-- START OF EXERCISE INPUTS --

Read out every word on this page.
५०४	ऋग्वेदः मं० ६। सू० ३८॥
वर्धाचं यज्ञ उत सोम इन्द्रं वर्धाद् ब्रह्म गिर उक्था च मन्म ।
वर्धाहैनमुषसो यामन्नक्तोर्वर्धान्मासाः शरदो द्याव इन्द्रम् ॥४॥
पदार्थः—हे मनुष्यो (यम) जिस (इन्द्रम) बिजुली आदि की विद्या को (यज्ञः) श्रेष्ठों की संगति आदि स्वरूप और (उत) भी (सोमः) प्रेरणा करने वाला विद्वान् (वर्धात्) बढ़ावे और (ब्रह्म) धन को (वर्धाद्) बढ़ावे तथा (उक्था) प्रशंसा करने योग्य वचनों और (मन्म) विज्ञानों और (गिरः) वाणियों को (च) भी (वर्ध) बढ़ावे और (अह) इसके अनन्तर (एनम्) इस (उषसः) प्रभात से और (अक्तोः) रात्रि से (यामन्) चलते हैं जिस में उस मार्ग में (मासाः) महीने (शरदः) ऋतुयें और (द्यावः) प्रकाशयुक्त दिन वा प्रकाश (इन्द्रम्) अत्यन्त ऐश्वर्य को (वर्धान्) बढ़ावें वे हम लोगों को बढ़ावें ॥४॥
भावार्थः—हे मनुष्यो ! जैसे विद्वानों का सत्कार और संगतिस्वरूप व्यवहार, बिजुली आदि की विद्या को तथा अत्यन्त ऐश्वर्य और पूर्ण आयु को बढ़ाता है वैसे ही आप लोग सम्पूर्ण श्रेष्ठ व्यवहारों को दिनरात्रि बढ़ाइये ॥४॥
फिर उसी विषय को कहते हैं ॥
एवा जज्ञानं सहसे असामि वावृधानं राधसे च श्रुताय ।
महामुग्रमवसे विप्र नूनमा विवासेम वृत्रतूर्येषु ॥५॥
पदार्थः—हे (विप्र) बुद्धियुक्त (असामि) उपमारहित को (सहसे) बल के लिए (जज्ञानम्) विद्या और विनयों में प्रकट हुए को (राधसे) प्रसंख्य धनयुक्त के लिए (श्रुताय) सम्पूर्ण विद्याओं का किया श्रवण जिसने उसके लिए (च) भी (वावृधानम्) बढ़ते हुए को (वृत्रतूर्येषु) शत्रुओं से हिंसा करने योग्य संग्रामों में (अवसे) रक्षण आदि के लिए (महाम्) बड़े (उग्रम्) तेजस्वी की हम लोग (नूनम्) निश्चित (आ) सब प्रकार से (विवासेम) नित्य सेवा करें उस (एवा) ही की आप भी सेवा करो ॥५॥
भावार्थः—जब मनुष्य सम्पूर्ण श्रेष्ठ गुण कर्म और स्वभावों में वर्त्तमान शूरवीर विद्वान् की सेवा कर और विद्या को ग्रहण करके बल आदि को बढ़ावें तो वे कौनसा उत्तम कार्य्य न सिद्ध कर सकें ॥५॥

-- END OF EXERCISE INPUTS --

-- SHORT TASK --
Each record above must be given again exactly.

-- EXERCISE ANSWER --
Read out every word on this page.
५०४	ऋग्वेदः मं० ६। सू० ३८॥
वर्धाचं यज्ञ उत सोम इन्द्रं वर्धाद् ब्रह्म गिर उक्था च मन्म ।
वर्धाहैनमुषसो यामन्नक्तोर्वर्धान्मासाः शरदो द्याव इन्द्रम् ॥४॥
पदार्थः—हे मनुष्यो (यम) जिस (इन्द्रम) बिजुली आदि की विद्या को (यज्ञः) श्रेष्ठों की संगति आदि स्वरूप और (उत) भी (सोमः) प्रेरणा करने वाला विद्वान् (वर्धात्) बढ़ावे और (ब्रह्म) धन को (वर्धाद्) बढ़ावे तथा (उक्था) प्रशंसा करने योग्य वचनों और (मन्म) विज्ञानों और (गिरः) वाणियों को (च) भी (वर्ध) बढ़ावे और (अह) इसके अनन्तर (एनम्) इस (उषसः) प्रभात से और (अक्तोः) रात्रि से (यामन्) चलते हैं जिस में उस मार्ग में (मासाः) महीने (शरदः) ऋतुयें और (द्यावः) प्रकाशयुक्त दिन वा प्रकाश (इन्द्रम्) अत्यन्त ऐश्वर्य को (वर्धान्) बढ़ावें वे हम लोगों को बढ़ावें ॥४॥
भावार्थः—हे मनुष्यो ! जैसे विद्वानों का सत्कार और संगतिस्वरूप व्यवहार, बिजुली आदि की विद्या को तथा अत्यन्त ऐश्वर्य और पूर्ण आयु को बढ़ाता है वैसे ही आप लोग सम्पूर्ण श्रेष्ठ व्यवहारों को दिनरात्रि बढ़ाइये ॥४॥
फिर उसी विषय को कहते हैं ॥
एवा जज्ञानं सहसे असामि वावृधानं राधसे च श्रुताय ।
महामुग्रमवसे विप्र नूनमा विवासेम वृत्रतूर्येषु ॥५॥
पदार्थः—हे (विप्र) बुद्धियुक्त (असामि) उपमारहित को (सहसे) बल के लिए (जज्ञानम्) विद्या और विनयों में प्रकट हुए को (राधसे) प्रसंख्य धनयुक्त के लिए (श्रुताय) सम्पूर्ण विद्याओं का किया श्रवण जिसने उसके लिए (च) भी (वावृधानम्) बढ़ते हुए को (वृत्रतूर्येषु) शत्रुओं से हिंसा करने योग्य संग्रामों में (अवसे) रक्षण आदि के लिए (महाम्) बड़े (उग्रम्) तेजस्वी की हम लोग (नूनम्) निश्चित (आ) सब प्रकार से (विवासेम) नित्य सेवा करें उस (एवा) ही की आप भी सेवा करो ॥५॥
भावार्थः—जब मनुष्य सम्पूर्ण श्रेष्ठ गुण कर्म और स्वभावों में वर्त्तमान शूरवीर विद्वान् की सेवा कर और विद्या को ग्रहण करके बल आदि को बढ़ावें तो वे कौनसा उत्तम कार्य्य न सिद्ध कर सकें ॥५॥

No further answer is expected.